Exercise> Sort through the entries below and pull out lines containing the word "structure".

Extracted entries>
========

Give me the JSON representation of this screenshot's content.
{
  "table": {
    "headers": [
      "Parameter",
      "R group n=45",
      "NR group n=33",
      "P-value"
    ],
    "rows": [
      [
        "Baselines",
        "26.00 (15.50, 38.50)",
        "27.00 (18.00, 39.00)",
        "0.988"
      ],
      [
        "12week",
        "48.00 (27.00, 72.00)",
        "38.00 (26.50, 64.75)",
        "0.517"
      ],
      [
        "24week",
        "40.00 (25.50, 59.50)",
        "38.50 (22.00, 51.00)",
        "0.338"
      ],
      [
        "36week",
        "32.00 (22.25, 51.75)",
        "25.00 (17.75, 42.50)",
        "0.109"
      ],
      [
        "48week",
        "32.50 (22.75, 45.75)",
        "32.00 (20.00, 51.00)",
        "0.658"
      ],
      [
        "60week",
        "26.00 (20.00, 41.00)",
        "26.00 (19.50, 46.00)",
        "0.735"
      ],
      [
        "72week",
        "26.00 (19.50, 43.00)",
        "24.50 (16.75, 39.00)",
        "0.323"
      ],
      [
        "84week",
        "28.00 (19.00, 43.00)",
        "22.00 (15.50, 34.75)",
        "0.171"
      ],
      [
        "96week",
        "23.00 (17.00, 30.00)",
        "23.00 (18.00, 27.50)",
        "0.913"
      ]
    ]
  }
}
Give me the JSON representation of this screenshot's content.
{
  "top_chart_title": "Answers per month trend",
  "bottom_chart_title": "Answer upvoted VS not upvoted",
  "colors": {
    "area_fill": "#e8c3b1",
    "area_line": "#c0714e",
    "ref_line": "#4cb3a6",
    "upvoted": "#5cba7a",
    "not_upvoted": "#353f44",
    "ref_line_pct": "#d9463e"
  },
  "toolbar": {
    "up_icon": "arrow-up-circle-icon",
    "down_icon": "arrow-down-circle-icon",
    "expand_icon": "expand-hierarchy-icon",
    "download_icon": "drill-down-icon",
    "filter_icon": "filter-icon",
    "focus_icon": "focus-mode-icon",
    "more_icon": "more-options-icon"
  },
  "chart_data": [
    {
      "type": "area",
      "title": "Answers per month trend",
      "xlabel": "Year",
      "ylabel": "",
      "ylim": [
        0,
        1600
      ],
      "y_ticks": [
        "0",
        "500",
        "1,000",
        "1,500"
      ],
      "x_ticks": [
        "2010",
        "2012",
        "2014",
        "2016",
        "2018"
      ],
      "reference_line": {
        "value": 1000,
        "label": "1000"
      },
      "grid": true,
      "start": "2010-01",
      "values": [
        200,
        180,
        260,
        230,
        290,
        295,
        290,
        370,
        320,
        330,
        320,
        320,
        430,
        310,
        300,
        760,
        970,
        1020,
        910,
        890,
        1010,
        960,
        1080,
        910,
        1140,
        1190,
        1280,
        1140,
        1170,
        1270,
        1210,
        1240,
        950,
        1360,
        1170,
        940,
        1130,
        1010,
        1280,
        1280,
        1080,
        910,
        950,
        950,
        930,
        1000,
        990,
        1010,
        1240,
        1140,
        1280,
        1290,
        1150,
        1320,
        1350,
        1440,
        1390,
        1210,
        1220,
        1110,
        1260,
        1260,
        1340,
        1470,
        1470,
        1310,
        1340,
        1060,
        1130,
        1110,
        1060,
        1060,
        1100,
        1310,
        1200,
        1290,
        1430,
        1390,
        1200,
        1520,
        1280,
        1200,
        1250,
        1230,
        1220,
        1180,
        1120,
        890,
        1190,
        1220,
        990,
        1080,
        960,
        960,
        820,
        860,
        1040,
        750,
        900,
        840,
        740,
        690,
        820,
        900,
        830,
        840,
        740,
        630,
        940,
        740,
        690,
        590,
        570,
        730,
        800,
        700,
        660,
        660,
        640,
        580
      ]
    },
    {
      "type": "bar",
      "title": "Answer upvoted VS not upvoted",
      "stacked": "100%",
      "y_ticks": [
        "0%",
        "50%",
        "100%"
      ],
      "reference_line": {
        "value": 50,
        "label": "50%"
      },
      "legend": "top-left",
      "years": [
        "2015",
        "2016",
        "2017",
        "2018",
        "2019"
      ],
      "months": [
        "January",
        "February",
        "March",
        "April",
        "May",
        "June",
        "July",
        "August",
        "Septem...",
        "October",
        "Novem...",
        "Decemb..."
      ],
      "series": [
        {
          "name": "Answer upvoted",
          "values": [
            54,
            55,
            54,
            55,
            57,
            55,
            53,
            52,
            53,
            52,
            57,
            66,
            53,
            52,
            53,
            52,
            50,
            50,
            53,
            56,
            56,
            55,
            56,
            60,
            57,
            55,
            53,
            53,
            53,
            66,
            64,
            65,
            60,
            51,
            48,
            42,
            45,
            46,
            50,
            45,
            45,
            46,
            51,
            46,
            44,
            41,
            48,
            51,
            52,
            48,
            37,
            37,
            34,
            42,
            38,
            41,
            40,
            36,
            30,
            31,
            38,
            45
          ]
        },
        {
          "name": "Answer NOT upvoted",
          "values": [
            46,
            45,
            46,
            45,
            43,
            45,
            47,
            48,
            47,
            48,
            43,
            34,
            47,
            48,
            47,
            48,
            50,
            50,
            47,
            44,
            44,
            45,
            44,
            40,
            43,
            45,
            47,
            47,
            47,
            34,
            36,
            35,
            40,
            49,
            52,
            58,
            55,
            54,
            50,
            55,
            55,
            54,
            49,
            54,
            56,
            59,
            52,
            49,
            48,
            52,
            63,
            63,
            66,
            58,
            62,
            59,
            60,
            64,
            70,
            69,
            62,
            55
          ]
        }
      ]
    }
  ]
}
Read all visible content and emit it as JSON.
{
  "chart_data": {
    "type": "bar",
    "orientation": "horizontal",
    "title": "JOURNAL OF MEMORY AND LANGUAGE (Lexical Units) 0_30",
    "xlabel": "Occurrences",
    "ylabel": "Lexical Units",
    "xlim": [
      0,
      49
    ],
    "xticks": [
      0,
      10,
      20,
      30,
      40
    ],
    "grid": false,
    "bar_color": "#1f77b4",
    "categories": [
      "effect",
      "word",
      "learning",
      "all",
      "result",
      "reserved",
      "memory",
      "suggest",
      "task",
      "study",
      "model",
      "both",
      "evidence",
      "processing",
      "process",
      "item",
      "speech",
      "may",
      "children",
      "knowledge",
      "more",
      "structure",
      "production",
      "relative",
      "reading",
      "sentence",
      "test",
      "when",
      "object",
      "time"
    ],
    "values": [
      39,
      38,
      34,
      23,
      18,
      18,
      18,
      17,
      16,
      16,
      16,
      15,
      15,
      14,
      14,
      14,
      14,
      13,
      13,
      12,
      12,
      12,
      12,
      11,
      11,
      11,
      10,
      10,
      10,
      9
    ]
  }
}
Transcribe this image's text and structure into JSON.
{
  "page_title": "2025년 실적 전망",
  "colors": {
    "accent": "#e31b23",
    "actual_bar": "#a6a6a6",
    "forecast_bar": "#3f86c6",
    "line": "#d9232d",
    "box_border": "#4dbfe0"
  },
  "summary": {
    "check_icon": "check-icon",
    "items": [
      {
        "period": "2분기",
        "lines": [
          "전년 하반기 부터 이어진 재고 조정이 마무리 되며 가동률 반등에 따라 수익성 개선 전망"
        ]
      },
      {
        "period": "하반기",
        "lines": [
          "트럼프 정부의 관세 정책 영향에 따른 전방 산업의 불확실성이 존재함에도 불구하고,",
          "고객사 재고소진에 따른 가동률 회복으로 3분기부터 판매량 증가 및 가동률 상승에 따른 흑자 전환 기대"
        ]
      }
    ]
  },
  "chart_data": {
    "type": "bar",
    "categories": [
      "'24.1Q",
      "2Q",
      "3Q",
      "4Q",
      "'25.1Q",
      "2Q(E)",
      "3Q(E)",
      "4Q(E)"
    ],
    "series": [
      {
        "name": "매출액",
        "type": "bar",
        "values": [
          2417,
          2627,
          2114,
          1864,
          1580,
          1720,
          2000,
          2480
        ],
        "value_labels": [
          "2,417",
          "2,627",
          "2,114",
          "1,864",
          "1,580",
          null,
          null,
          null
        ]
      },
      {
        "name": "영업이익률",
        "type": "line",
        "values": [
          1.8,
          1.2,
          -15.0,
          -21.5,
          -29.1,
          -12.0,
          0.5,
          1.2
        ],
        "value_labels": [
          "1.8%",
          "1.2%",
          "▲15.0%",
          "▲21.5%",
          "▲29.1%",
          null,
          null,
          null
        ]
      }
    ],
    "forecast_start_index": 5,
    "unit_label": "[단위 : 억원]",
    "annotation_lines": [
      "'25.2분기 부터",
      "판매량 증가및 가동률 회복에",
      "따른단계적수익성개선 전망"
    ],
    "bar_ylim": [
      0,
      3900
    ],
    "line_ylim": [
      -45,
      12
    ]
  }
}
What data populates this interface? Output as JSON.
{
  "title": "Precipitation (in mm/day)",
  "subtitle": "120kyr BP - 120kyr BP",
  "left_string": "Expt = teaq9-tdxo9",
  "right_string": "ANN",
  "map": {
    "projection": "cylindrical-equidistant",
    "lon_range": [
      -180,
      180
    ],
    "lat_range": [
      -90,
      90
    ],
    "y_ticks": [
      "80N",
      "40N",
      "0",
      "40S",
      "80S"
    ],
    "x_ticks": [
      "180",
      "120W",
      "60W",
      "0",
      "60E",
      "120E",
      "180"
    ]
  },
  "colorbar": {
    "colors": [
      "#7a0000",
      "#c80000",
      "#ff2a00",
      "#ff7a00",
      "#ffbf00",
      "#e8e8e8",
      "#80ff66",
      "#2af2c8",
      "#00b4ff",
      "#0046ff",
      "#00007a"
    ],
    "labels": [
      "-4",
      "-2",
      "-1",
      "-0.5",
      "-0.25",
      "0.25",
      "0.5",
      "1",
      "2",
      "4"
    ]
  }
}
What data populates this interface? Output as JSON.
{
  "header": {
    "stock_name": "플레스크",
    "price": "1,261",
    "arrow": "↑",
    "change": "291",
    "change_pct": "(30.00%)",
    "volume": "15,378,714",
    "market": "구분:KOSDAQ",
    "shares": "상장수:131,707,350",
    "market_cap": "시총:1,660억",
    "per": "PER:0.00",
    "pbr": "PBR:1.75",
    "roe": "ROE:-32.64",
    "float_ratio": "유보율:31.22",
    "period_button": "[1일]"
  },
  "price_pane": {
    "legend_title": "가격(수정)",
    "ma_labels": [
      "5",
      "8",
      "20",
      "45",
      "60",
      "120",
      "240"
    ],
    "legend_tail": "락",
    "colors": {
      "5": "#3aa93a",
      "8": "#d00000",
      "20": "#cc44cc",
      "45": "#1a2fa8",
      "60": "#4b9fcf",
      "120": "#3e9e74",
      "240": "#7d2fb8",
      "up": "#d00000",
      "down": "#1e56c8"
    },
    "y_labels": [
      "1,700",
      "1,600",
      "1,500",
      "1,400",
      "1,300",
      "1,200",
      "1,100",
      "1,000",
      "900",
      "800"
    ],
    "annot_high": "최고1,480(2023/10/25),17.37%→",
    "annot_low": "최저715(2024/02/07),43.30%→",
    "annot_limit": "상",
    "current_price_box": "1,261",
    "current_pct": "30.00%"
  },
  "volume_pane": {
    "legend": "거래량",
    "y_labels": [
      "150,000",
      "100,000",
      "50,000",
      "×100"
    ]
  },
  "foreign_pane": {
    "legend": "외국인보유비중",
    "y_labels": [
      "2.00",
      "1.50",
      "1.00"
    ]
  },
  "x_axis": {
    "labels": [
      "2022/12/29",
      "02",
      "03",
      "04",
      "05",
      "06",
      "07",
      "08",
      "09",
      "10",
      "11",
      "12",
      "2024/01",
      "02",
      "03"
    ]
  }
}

========

Written response>
      "structure",
Transcribe this image's text and structure into JSON.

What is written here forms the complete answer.